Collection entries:
────────

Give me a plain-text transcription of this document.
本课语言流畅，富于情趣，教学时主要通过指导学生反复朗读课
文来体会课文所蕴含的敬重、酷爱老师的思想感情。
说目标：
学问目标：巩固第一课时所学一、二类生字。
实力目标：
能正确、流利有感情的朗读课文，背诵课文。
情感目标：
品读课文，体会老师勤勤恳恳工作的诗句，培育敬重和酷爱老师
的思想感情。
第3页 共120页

────────

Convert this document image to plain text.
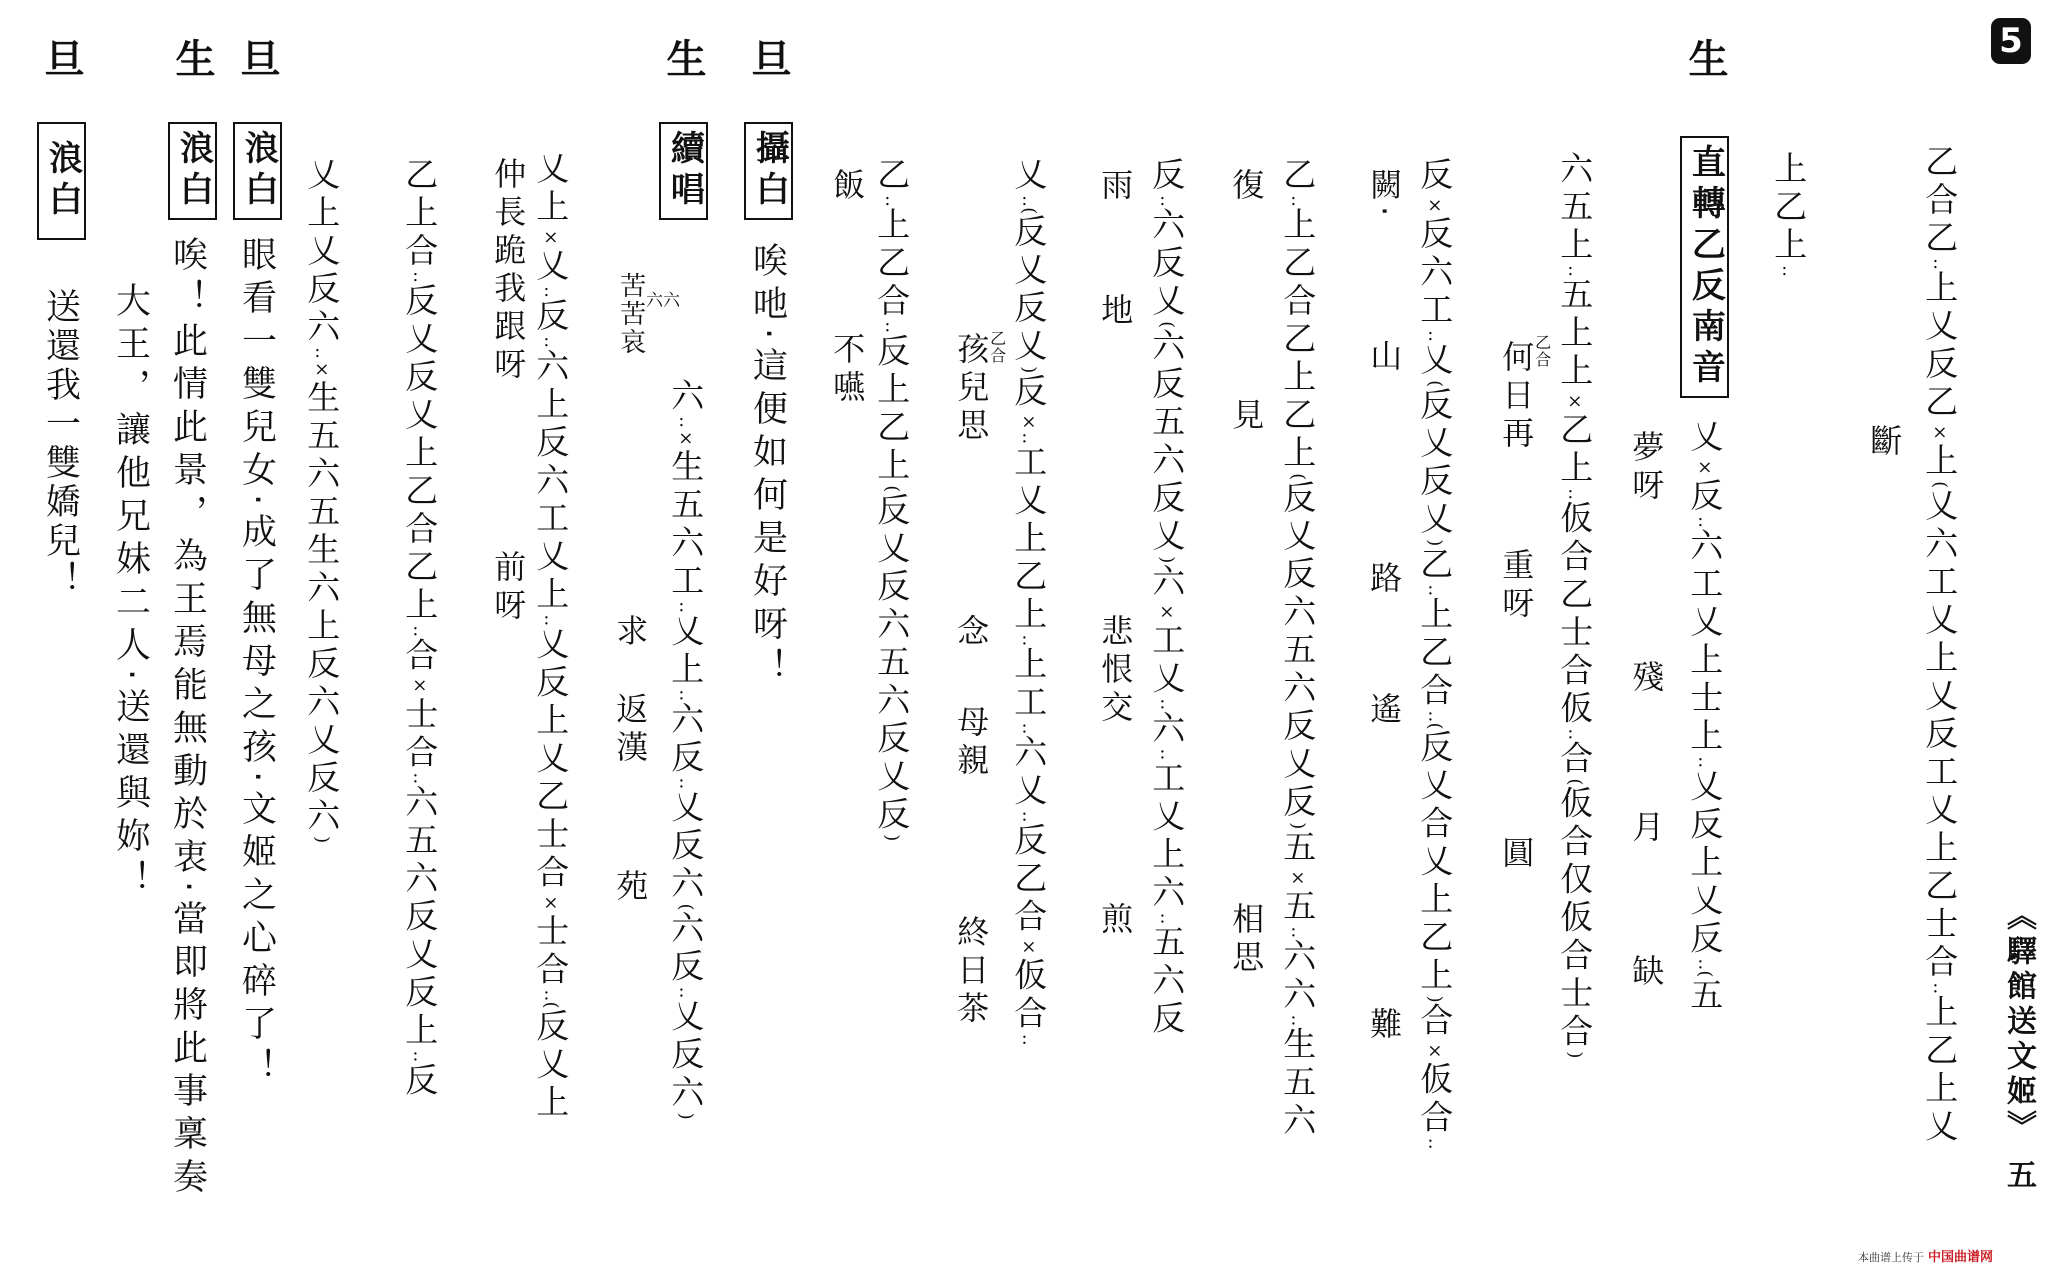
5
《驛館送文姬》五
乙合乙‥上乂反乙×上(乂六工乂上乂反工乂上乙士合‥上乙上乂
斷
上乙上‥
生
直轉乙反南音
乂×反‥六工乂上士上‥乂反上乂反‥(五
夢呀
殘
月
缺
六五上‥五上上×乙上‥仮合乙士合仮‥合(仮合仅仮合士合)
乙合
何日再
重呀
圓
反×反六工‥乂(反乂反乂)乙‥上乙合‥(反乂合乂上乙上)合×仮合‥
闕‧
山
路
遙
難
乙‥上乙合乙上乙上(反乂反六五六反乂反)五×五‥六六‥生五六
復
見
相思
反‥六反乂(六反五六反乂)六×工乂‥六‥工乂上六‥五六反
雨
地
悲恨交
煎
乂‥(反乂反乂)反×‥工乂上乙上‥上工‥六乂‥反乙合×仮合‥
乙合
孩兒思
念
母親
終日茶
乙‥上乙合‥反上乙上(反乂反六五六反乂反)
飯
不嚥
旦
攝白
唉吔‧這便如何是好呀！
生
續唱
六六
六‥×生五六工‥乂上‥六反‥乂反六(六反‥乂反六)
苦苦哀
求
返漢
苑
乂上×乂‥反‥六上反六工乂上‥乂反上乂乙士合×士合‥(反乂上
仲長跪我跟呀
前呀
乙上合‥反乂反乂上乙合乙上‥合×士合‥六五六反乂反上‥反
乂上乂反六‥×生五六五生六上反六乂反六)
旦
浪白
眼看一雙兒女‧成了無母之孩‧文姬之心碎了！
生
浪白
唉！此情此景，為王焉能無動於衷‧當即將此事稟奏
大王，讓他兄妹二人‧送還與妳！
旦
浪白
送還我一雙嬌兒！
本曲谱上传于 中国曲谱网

────────

### Given exercise
Scan the listing above for the word "this" and copy every line that holds it.

### Written solution
Give me a plain-text transcription of this document.
Convert this document image to plain text.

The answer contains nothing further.